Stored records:

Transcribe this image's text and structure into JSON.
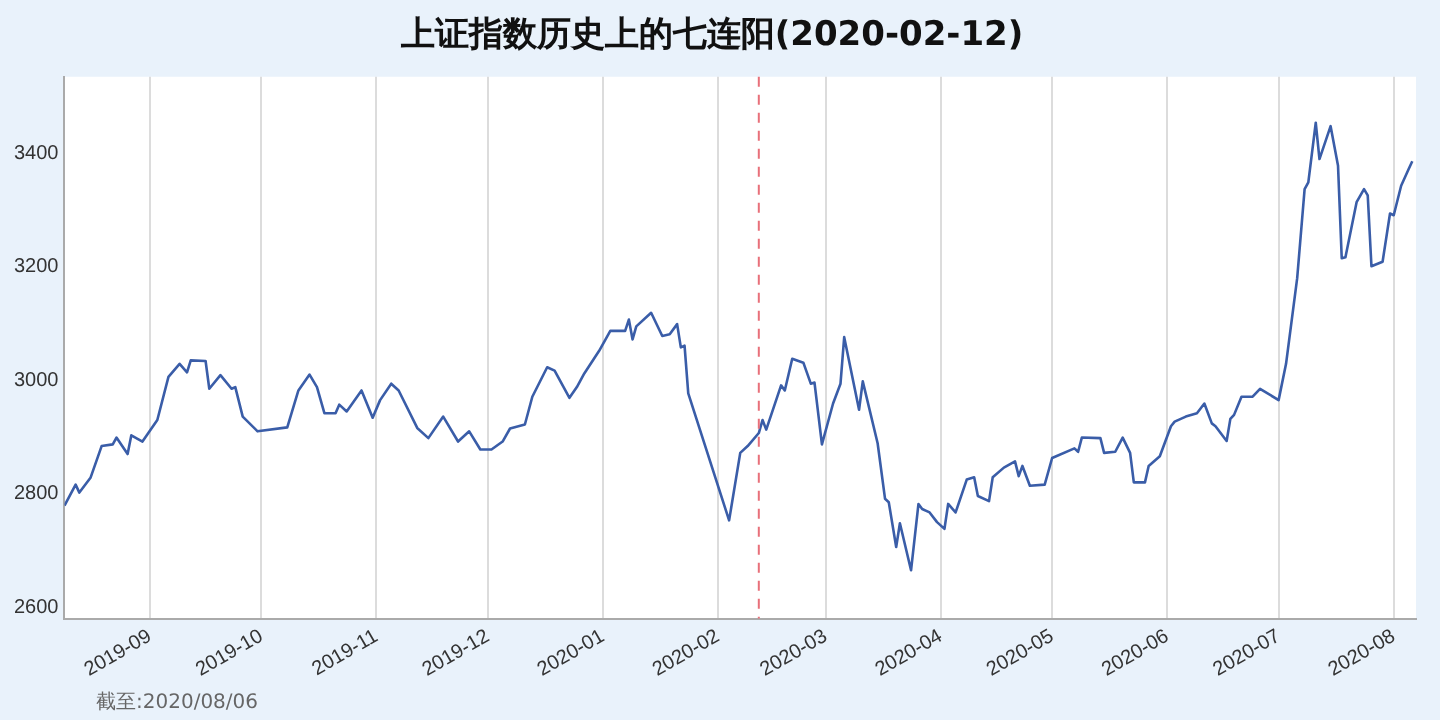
{
  "chart_data": {
    "type": "line",
    "title": "上证指数历史上的七连阳(2020-02-12)",
    "annotations": [
      "截至:2020/08/06"
    ],
    "xlim": [
      "2019-08-09",
      "2020-08-07"
    ],
    "ylim": [
      2580,
      3535
    ],
    "xticks": [
      "2019-09",
      "2019-10",
      "2019-11",
      "2019-12",
      "2020-01",
      "2020-02",
      "2020-03",
      "2020-04",
      "2020-05",
      "2020-06",
      "2020-07",
      "2020-08"
    ],
    "yticks": [
      2600,
      2800,
      3000,
      3200,
      3400
    ],
    "grid": "x",
    "legend": false,
    "marker": "none",
    "line_style": "solid",
    "ref_lines": [
      {
        "axis": "x",
        "value": "2020-02-12",
        "color": "#e8707a",
        "line_style": "dashed"
      }
    ],
    "series": [
      {
        "color": "#3a5da8",
        "x": [
          "2019-08-09",
          "2019-08-12",
          "2019-08-13",
          "2019-08-16",
          "2019-08-19",
          "2019-08-22",
          "2019-08-23",
          "2019-08-26",
          "2019-08-27",
          "2019-08-30",
          "2019-09-03",
          "2019-09-06",
          "2019-09-09",
          "2019-09-11",
          "2019-09-12",
          "2019-09-16",
          "2019-09-17",
          "2019-09-20",
          "2019-09-23",
          "2019-09-24",
          "2019-09-26",
          "2019-09-30",
          "2019-10-08",
          "2019-10-11",
          "2019-10-14",
          "2019-10-16",
          "2019-10-18",
          "2019-10-21",
          "2019-10-22",
          "2019-10-24",
          "2019-10-28",
          "2019-10-31",
          "2019-11-02",
          "2019-11-05",
          "2019-11-07",
          "2019-11-12",
          "2019-11-15",
          "2019-11-19",
          "2019-11-23",
          "2019-11-26",
          "2019-11-29",
          "2019-12-02",
          "2019-12-05",
          "2019-12-07",
          "2019-12-11",
          "2019-12-13",
          "2019-12-17",
          "2019-12-19",
          "2019-12-23",
          "2019-12-25",
          "2019-12-27",
          "2019-12-31",
          "2020-01-03",
          "2020-01-07",
          "2020-01-08",
          "2020-01-09",
          "2020-01-10",
          "2020-01-14",
          "2020-01-17",
          "2020-01-19",
          "2020-01-21",
          "2020-01-22",
          "2020-01-23",
          "2020-01-24",
          "2020-02-04",
          "2020-02-07",
          "2020-02-09",
          "2020-02-12",
          "2020-02-13",
          "2020-02-14",
          "2020-02-18",
          "2020-02-19",
          "2020-02-21",
          "2020-02-24",
          "2020-02-26",
          "2020-02-27",
          "2020-02-29",
          "2020-03-03",
          "2020-03-05",
          "2020-03-06",
          "2020-03-10",
          "2020-03-11",
          "2020-03-15",
          "2020-03-17",
          "2020-03-18",
          "2020-03-20",
          "2020-03-21",
          "2020-03-24",
          "2020-03-26",
          "2020-03-27",
          "2020-03-29",
          "2020-03-31",
          "2020-04-02",
          "2020-04-03",
          "2020-04-05",
          "2020-04-08",
          "2020-04-10",
          "2020-04-11",
          "2020-04-14",
          "2020-04-15",
          "2020-04-18",
          "2020-04-21",
          "2020-04-22",
          "2020-04-23",
          "2020-04-25",
          "2020-04-29",
          "2020-05-01",
          "2020-05-07",
          "2020-05-08",
          "2020-05-09",
          "2020-05-14",
          "2020-05-15",
          "2020-05-18",
          "2020-05-20",
          "2020-05-22",
          "2020-05-23",
          "2020-05-26",
          "2020-05-27",
          "2020-05-30",
          "2020-06-02",
          "2020-06-03",
          "2020-06-06",
          "2020-06-09",
          "2020-06-11",
          "2020-06-13",
          "2020-06-14",
          "2020-06-17",
          "2020-06-18",
          "2020-06-19",
          "2020-06-21",
          "2020-06-24",
          "2020-06-26",
          "2020-07-01",
          "2020-07-03",
          "2020-07-06",
          "2020-07-08",
          "2020-07-09",
          "2020-07-11",
          "2020-07-12",
          "2020-07-15",
          "2020-07-17",
          "2020-07-18",
          "2020-07-19",
          "2020-07-22",
          "2020-07-24",
          "2020-07-25",
          "2020-07-26",
          "2020-07-29",
          "2020-07-31",
          "2020-08-01",
          "2020-08-03",
          "2020-08-05",
          "2020-08-06"
        ],
        "values": [
          2779,
          2816,
          2802,
          2828,
          2884,
          2887,
          2899,
          2870,
          2903,
          2892,
          2930,
          3006,
          3029,
          3014,
          3035,
          3034,
          2985,
          3009,
          2985,
          2988,
          2936,
          2910,
          2917,
          2982,
          3010,
          2988,
          2942,
          2942,
          2957,
          2945,
          2982,
          2934,
          2965,
          2994,
          2982,
          2916,
          2898,
          2936,
          2892,
          2910,
          2878,
          2878,
          2892,
          2915,
          2922,
          2971,
          3023,
          3017,
          2969,
          2988,
          3012,
          3052,
          3087,
          3087,
          3107,
          3072,
          3095,
          3119,
          3078,
          3081,
          3099,
          3058,
          3061,
          2977,
          2753,
          2872,
          2884,
          2907,
          2930,
          2913,
          2991,
          2982,
          3038,
          3031,
          2994,
          2996,
          2887,
          2959,
          2994,
          3076,
          2948,
          2998,
          2889,
          2791,
          2785,
          2706,
          2748,
          2665,
          2782,
          2773,
          2767,
          2750,
          2738,
          2782,
          2767,
          2825,
          2829,
          2796,
          2787,
          2829,
          2846,
          2857,
          2831,
          2849,
          2814,
          2816,
          2863,
          2880,
          2874,
          2899,
          2898,
          2872,
          2874,
          2899,
          2872,
          2820,
          2820,
          2849,
          2866,
          2919,
          2927,
          2936,
          2942,
          2959,
          2924,
          2919,
          2893,
          2932,
          2939,
          2971,
          2971,
          2985,
          2965,
          3029,
          3180,
          3337,
          3349,
          3454,
          3390,
          3448,
          3378,
          3215,
          3217,
          3314,
          3337,
          3326,
          3201,
          3209,
          3294,
          3291,
          3343,
          3372,
          3386
        ]
      }
    ]
  }
}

== Task statement ==
From the material above, reproduce everything verbatim except the pictures.

== Response to this exercise ==
Transcribe this image's text and structure into JSON.
{
  "chart_data": {
    "type": "line",
    "title": "上证指数历史上的七连阳(2020-02-12)",
    "annotations": [
      "截至:2020/08/06"
    ],
    "xlim": [
      "2019-08-09",
      "2020-08-07"
    ],
    "ylim": [
      2580,
      3535
    ],
    "xticks": [
      "2019-09",
      "2019-10",
      "2019-11",
      "2019-12",
      "2020-01",
      "2020-02",
      "2020-03",
      "2020-04",
      "2020-05",
      "2020-06",
      "2020-07",
      "2020-08"
    ],
    "yticks": [
      2600,
      2800,
      3000,
      3200,
      3400
    ],
    "grid": "x",
    "legend": false,
    "marker": "none",
    "line_style": "solid",
    "ref_lines": [
      {
        "axis": "x",
        "value": "2020-02-12",
        "color": "#e8707a",
        "line_style": "dashed"
      }
    ],
    "series": [
      {
        "color": "#3a5da8",
        "x": [
          "2019-08-09",
          "2019-08-12",
          "2019-08-13",
          "2019-08-16",
          "2019-08-19",
          "2019-08-22",
          "2019-08-23",
          "2019-08-26",
          "2019-08-27",
          "2019-08-30",
          "2019-09-03",
          "2019-09-06",
          "2019-09-09",
          "2019-09-11",
          "2019-09-12",
          "2019-09-16",
          "2019-09-17",
          "2019-09-20",
          "2019-09-23",
          "2019-09-24",
          "2019-09-26",
          "2019-09-30",
          "2019-10-08",
          "2019-10-11",
          "2019-10-14",
          "2019-10-16",
          "2019-10-18",
          "2019-10-21",
          "2019-10-22",
          "2019-10-24",
          "2019-10-28",
          "2019-10-31",
          "2019-11-02",
          "2019-11-05",
          "2019-11-07",
          "2019-11-12",
          "2019-11-15",
          "2019-11-19",
          "2019-11-23",
          "2019-11-26",
          "2019-11-29",
          "2019-12-02",
          "2019-12-05",
          "2019-12-07",
          "2019-12-11",
          "2019-12-13",
          "2019-12-17",
          "2019-12-19",
          "2019-12-23",
          "2019-12-25",
          "2019-12-27",
          "2019-12-31",
          "2020-01-03",
          "2020-01-07",
          "2020-01-08",
          "2020-01-09",
          "2020-01-10",
          "2020-01-14",
          "2020-01-17",
          "2020-01-19",
          "2020-01-21",
          "2020-01-22",
          "2020-01-23",
          "2020-01-24",
          "2020-02-04",
          "2020-02-07",
          "2020-02-09",
          "2020-02-12",
          "2020-02-13",
          "2020-02-14",
          "2020-02-18",
          "2020-02-19",
          "2020-02-21",
          "2020-02-24",
          "2020-02-26",
          "2020-02-27",
          "2020-02-29",
          "2020-03-03",
          "2020-03-05",
          "2020-03-06",
          "2020-03-10",
          "2020-03-11",
          "2020-03-15",
          "2020-03-17",
          "2020-03-18",
          "2020-03-20",
          "2020-03-21",
          "2020-03-24",
          "2020-03-26",
          "2020-03-27",
          "2020-03-29",
          "2020-03-31",
          "2020-04-02",
          "2020-04-03",
          "2020-04-05",
          "2020-04-08",
          "2020-04-10",
          "2020-04-11",
          "2020-04-14",
          "2020-04-15",
          "2020-04-18",
          "2020-04-21",
          "2020-04-22",
          "2020-04-23",
          "2020-04-25",
          "2020-04-29",
          "2020-05-01",
          "2020-05-07",
          "2020-05-08",
          "2020-05-09",
          "2020-05-14",
          "2020-05-15",
          "2020-05-18",
          "2020-05-20",
          "2020-05-22",
          "2020-05-23",
          "2020-05-26",
          "2020-05-27",
          "2020-05-30",
          "2020-06-02",
          "2020-06-03",
          "2020-06-06",
          "2020-06-09",
          "2020-06-11",
          "2020-06-13",
          "2020-06-14",
          "2020-06-17",
          "2020-06-18",
          "2020-06-19",
          "2020-06-21",
          "2020-06-24",
          "2020-06-26",
          "2020-07-01",
          "2020-07-03",
          "2020-07-06",
          "2020-07-08",
          "2020-07-09",
          "2020-07-11",
          "2020-07-12",
          "2020-07-15",
          "2020-07-17",
          "2020-07-18",
          "2020-07-19",
          "2020-07-22",
          "2020-07-24",
          "2020-07-25",
          "2020-07-26",
          "2020-07-29",
          "2020-07-31",
          "2020-08-01",
          "2020-08-03",
          "2020-08-05",
          "2020-08-06"
        ],
        "values": [
          2779,
          2816,
          2802,
          2828,
          2884,
          2887,
          2899,
          2870,
          2903,
          2892,
          2930,
          3006,
          3029,
          3014,
          3035,
          3034,
          2985,
          3009,
          2985,
          2988,
          2936,
          2910,
          2917,
          2982,
          3010,
          2988,
          2942,
          2942,
          2957,
          2945,
          2982,
          2934,
          2965,
          2994,
          2982,
          2916,
          2898,
          2936,
          2892,
          2910,
          2878,
          2878,
          2892,
          2915,
          2922,
          2971,
          3023,
          3017,
          2969,
          2988,
          3012,
          3052,
          3087,
          3087,
          3107,
          3072,
          3095,
          3119,
          3078,
          3081,
          3099,
          3058,
          3061,
          2977,
          2753,
          2872,
          2884,
          2907,
          2930,
          2913,
          2991,
          2982,
          3038,
          3031,
          2994,
          2996,
          2887,
          2959,
          2994,
          3076,
          2948,
          2998,
          2889,
          2791,
          2785,
          2706,
          2748,
          2665,
          2782,
          2773,
          2767,
          2750,
          2738,
          2782,
          2767,
          2825,
          2829,
          2796,
          2787,
          2829,
          2846,
          2857,
          2831,
          2849,
          2814,
          2816,
          2863,
          2880,
          2874,
          2899,
          2898,
          2872,
          2874,
          2899,
          2872,
          2820,
          2820,
          2849,
          2866,
          2919,
          2927,
          2936,
          2942,
          2959,
          2924,
          2919,
          2893,
          2932,
          2939,
          2971,
          2971,
          2985,
          2965,
          3029,
          3180,
          3337,
          3349,
          3454,
          3390,
          3448,
          3378,
          3215,
          3217,
          3314,
          3337,
          3326,
          3201,
          3209,
          3294,
          3291,
          3343,
          3372,
          3386
        ]
      }
    ]
  }
}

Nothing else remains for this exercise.